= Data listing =

________________________

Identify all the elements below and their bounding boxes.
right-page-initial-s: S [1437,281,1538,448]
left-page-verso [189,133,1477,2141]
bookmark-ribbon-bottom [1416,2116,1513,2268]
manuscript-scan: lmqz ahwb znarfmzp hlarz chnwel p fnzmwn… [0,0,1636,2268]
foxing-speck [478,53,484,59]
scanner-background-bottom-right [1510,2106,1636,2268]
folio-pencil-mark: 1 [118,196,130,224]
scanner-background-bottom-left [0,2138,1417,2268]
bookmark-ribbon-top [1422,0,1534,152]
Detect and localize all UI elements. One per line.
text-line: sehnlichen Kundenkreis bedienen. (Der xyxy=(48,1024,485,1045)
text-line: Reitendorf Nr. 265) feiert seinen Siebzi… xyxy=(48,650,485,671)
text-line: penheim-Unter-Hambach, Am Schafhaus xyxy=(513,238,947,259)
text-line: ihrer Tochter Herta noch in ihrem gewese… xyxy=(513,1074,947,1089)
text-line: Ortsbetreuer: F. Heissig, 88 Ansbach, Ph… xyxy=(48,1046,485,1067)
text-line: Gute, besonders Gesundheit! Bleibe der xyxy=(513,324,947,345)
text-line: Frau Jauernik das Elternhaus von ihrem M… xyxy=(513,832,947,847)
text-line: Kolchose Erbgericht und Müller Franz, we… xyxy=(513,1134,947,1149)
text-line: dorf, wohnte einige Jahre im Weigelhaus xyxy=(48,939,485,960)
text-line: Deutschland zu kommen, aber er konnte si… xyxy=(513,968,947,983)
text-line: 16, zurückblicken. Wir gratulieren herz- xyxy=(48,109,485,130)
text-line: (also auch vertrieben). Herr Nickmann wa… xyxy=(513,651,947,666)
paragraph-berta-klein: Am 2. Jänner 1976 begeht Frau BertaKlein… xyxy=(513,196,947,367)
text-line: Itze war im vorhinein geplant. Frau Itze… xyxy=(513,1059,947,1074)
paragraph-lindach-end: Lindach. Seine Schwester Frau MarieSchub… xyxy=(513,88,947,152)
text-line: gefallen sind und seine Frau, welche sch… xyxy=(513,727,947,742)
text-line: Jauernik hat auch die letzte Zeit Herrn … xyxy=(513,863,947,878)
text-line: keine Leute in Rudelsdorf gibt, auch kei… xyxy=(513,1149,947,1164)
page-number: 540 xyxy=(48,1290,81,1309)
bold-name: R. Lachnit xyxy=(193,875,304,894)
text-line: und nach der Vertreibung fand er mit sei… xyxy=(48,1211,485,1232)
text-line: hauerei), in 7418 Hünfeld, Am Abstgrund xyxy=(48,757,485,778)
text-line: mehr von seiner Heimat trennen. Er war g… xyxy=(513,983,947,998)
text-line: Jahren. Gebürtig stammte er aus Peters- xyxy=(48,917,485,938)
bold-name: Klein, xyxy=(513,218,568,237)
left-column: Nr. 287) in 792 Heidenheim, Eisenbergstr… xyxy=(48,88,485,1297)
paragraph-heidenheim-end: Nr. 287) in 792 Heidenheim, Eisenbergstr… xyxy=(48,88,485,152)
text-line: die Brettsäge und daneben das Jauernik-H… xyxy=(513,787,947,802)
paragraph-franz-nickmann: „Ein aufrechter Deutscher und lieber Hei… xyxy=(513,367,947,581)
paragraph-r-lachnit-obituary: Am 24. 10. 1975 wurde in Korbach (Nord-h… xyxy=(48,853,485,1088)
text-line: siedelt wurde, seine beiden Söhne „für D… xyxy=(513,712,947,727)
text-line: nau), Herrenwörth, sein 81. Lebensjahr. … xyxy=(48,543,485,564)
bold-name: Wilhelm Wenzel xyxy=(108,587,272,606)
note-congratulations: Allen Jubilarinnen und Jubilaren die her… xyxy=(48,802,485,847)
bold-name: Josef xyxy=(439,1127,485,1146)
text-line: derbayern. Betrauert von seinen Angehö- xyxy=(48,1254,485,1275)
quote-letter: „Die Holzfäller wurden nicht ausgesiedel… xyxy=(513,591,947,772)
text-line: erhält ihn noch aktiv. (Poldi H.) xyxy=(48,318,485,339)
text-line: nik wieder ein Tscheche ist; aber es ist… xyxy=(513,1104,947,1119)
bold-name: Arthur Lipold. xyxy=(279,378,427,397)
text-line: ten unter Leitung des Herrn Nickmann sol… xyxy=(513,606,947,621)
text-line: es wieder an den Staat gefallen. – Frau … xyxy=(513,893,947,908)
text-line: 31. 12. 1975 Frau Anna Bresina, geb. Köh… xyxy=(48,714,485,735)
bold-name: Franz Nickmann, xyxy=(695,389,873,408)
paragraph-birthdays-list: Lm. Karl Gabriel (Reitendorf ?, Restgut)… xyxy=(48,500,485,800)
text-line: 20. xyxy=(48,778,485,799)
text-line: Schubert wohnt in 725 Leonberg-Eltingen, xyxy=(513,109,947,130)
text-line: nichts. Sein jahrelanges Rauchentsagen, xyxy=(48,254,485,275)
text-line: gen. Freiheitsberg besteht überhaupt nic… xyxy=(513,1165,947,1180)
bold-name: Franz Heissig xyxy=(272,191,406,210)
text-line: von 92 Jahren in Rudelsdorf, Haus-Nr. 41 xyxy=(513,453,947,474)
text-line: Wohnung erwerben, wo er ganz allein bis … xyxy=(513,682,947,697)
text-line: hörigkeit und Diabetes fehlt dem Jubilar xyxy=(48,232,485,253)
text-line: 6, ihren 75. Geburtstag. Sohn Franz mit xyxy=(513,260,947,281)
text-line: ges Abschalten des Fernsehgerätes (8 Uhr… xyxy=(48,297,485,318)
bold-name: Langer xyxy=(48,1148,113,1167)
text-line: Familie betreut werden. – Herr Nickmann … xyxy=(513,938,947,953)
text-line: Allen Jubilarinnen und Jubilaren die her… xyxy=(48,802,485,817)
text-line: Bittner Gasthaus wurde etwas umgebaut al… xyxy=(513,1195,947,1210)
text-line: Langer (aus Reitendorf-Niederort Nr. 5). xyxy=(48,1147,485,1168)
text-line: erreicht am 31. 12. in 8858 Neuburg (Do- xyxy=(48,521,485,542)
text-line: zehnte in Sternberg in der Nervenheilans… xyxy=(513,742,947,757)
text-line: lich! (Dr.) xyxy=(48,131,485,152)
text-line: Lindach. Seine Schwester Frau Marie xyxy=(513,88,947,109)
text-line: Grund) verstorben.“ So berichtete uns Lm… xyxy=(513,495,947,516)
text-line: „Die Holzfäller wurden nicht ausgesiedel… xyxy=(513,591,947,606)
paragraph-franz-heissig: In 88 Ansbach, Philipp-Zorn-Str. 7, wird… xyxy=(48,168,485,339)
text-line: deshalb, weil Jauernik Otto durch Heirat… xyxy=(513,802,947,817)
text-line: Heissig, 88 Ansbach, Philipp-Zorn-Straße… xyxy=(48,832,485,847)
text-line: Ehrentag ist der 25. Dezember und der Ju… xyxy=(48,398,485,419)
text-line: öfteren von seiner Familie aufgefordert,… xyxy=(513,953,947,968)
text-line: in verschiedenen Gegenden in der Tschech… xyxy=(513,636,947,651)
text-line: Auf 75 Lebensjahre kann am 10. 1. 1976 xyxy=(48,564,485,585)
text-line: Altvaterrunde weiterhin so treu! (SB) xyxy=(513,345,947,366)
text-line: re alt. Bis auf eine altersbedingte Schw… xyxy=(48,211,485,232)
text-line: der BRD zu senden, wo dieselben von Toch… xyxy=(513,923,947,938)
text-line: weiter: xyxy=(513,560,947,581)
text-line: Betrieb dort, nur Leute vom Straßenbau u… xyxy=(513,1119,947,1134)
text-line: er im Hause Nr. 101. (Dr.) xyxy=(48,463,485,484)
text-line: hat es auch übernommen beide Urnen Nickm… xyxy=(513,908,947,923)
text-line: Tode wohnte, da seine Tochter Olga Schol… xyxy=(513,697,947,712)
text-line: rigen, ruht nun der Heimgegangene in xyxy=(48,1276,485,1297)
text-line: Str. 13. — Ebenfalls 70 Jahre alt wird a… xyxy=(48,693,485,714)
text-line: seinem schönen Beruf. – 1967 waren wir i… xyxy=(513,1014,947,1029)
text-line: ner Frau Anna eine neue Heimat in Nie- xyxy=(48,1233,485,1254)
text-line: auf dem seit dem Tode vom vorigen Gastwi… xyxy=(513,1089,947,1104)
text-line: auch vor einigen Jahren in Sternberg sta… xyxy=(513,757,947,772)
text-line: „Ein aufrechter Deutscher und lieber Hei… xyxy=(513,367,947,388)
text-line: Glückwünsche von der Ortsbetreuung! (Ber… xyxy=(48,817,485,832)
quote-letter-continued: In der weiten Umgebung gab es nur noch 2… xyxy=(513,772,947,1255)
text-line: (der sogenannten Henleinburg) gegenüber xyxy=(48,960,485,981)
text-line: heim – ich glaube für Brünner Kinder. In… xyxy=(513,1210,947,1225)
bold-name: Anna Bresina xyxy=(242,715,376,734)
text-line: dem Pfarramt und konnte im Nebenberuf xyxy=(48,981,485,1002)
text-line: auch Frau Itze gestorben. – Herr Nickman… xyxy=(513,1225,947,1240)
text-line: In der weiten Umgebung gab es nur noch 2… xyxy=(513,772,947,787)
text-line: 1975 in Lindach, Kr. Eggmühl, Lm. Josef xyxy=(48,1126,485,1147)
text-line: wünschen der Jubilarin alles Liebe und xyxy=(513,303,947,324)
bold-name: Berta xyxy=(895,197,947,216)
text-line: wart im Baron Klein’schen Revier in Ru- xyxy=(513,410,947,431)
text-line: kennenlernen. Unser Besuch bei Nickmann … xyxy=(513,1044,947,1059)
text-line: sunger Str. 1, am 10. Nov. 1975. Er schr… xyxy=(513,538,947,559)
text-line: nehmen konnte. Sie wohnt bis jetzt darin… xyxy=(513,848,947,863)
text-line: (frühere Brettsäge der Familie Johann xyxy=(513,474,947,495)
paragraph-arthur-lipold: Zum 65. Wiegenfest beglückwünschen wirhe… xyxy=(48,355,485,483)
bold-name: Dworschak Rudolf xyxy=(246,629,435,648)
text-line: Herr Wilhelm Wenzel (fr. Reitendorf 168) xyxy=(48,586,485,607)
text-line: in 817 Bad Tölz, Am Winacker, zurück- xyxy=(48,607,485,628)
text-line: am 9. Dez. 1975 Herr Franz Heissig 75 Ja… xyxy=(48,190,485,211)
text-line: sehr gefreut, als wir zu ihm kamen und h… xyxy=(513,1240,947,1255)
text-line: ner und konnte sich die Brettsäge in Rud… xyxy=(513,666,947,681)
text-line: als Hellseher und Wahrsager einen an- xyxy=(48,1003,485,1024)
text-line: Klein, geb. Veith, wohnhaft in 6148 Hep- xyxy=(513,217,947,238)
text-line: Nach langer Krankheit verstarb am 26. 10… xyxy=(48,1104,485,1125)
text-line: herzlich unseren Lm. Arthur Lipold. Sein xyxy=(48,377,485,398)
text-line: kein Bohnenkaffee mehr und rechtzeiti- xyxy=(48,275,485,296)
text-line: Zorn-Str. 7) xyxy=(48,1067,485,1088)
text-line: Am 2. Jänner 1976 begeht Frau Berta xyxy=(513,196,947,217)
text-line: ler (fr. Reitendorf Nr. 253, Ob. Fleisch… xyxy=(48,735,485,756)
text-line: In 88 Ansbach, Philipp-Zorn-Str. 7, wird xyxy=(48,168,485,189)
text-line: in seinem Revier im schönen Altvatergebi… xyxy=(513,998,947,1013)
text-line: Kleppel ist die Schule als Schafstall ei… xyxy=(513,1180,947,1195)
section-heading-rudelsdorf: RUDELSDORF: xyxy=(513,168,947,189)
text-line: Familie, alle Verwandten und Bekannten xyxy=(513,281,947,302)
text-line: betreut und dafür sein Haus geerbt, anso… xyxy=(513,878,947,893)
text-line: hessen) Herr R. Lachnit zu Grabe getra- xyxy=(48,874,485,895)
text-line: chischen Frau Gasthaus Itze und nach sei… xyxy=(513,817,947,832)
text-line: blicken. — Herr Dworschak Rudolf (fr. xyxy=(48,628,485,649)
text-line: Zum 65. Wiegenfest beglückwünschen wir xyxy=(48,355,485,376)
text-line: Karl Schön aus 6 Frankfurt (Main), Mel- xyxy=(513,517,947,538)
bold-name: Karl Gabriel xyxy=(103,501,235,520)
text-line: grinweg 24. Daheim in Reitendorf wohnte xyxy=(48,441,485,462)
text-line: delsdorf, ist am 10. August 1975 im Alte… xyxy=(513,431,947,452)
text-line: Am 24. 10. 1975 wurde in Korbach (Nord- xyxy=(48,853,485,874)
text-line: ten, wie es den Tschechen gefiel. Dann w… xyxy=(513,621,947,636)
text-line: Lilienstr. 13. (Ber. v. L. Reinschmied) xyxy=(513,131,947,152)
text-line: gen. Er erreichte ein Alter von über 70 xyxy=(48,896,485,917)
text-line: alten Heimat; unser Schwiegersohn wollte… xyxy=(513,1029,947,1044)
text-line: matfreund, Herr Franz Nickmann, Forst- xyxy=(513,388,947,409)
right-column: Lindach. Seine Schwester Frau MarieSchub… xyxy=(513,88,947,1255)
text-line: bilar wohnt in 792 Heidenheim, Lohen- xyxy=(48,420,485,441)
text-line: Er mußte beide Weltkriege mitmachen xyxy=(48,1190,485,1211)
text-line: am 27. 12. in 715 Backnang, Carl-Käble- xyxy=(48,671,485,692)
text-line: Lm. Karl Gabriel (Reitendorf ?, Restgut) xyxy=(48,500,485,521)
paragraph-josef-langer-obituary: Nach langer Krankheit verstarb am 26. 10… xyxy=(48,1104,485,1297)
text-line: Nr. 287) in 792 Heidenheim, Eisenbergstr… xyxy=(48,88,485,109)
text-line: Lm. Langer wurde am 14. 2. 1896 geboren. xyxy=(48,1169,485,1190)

________________________

= WRITTEN TASK =
Locate each line in the entries above containing the string "Nord", and copy those lines. Letter case must match.

= EXERCISE OUTPUT =
paragraph-r-lachnit-obituary: Am 24. 10. 1975 wurde in Korbach (Nord-h… xyxy=(48,853,485,1088)
text-line: Am 24. 10. 1975 wurde in Korbach (Nord- xyxy=(48,853,485,874)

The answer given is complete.